## Task brief:
Verbatim output of all the material below is required.

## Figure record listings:
/---
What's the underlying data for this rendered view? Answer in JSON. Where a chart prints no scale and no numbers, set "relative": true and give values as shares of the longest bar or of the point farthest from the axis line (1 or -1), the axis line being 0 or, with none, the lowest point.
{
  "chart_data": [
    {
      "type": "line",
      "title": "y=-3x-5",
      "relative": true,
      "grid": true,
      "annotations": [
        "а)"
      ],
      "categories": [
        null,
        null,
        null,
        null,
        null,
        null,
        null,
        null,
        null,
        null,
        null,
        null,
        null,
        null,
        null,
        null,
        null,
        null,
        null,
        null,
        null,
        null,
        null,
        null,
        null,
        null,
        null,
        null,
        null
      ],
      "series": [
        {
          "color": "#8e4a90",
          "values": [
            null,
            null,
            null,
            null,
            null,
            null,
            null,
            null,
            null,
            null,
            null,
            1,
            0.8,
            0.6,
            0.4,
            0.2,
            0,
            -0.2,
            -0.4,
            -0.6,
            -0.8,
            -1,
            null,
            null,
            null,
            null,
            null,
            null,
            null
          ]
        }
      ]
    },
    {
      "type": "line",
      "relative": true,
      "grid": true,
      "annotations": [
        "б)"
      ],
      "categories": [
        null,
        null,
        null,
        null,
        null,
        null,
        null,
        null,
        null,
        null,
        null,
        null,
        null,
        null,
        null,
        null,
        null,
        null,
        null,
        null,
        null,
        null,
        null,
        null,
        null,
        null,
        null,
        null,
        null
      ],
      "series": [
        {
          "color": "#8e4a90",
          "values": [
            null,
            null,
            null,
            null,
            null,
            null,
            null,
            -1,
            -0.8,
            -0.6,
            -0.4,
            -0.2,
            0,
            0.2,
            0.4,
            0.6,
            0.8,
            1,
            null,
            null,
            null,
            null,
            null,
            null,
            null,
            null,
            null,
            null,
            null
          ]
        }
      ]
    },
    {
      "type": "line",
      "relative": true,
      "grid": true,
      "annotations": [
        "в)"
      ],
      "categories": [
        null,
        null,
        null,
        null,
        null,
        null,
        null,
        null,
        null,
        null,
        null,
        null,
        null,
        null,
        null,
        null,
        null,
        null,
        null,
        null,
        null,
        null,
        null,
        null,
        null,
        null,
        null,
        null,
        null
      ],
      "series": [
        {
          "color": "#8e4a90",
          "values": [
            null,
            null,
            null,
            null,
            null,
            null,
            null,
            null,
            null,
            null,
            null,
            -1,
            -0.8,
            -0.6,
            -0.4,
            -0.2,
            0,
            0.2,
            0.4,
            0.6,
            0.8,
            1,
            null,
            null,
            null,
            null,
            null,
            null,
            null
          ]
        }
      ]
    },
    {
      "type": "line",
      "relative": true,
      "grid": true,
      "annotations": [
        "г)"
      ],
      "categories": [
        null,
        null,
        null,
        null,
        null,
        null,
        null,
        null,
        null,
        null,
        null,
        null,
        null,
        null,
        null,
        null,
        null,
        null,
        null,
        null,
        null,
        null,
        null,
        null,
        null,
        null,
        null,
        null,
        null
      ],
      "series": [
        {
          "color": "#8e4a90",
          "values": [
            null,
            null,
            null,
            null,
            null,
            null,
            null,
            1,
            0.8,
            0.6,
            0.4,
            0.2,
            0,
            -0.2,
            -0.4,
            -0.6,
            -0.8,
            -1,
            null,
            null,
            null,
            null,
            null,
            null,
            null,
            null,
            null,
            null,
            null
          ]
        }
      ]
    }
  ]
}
\---
## Final answer:
What's the underlying data for this rendered view? Answer in JSON. Where a chart prints no scale and no numbers, set "relative": true and give values as shares of the longest bar or of the point farthest from the axis line (1 or -1), the axis line being 0 or, with none, the lowest point.
{
  "chart_data": [
    {
      "type": "line",
      "title": "y=-3x-5",
      "relative": true,
      "grid": true,
      "annotations": [
        "а)"
      ],
      "categories": [
        null,
        null,
        null,
        null,
        null,
        null,
        null,
        null,
        null,
        null,
        null,
        null,
        null,
        null,
        null,
        null,
        null,
        null,
        null,
        null,
        null,
        null,
        null,
        null,
        null,
        null,
        null,
        null,
        null
      ],
      "series": [
        {
          "color": "#8e4a90",
          "values": [
            null,
            null,
            null,
            null,
            null,
            null,
            null,
            null,
            null,
            null,
            null,
            1,
            0.8,
            0.6,
            0.4,
            0.2,
            0,
            -0.2,
            -0.4,
            -0.6,
            -0.8,
            -1,
            null,
            null,
            null,
            null,
            null,
            null,
            null
          ]
        }
      ]
    },
    {
      "type": "line",
      "relative": true,
      "grid": true,
      "annotations": [
        "б)"
      ],
      "categories": [
        null,
        null,
        null,
        null,
        null,
        null,
        null,
        null,
        null,
        null,
        null,
        null,
        null,
        null,
        null,
        null,
        null,
        null,
        null,
        null,
        null,
        null,
        null,
        null,
        null,
        null,
        null,
        null,
        null
      ],
      "series": [
        {
          "color": "#8e4a90",
          "values": [
            null,
            null,
            null,
            null,
            null,
            null,
            null,
            -1,
            -0.8,
            -0.6,
            -0.4,
            -0.2,
            0,
            0.2,
            0.4,
            0.6,
            0.8,
            1,
            null,
            null,
            null,
            null,
            null,
            null,
            null,
            null,
            null,
            null,
            null
          ]
        }
      ]
    },
    {
      "type": "line",
      "relative": true,
      "grid": true,
      "annotations": [
        "в)"
      ],
      "categories": [
        null,
        null,
        null,
        null,
        null,
        null,
        null,
        null,
        null,
        null,
        null,
        null,
        null,
        null,
        null,
        null,
        null,
        null,
        null,
        null,
        null,
        null,
        null,
        null,
        null,
        null,
        null,
        null,
        null
      ],
      "series": [
        {
          "color": "#8e4a90",
          "values": [
            null,
            null,
            null,
            null,
            null,
            null,
            null,
            null,
            null,
            null,
            null,
            -1,
            -0.8,
            -0.6,
            -0.4,
            -0.2,
            0,
            0.2,
            0.4,
            0.6,
            0.8,
            1,
            null,
            null,
            null,
            null,
            null,
            null,
            null
          ]
        }
      ]
    },
    {
      "type": "line",
      "relative": true,
      "grid": true,
      "annotations": [
        "г)"
      ],
      "categories": [
        null,
        null,
        null,
        null,
        null,
        null,
        null,
        null,
        null,
        null,
        null,
        null,
        null,
        null,
        null,
        null,
        null,
        null,
        null,
        null,
        null,
        null,
        null,
        null,
        null,
        null,
        null,
        null,
        null
      ],
      "series": [
        {
          "color": "#8e4a90",
          "values": [
            null,
            null,
            null,
            null,
            null,
            null,
            null,
            1,
            0.8,
            0.6,
            0.4,
            0.2,
            0,
            -0.2,
            -0.4,
            -0.6,
            -0.8,
            -1,
            null,
            null,
            null,
            null,
            null,
            null,
            null,
            null,
            null,
            null,
            null
          ]
        }
      ]
    }
  ]
}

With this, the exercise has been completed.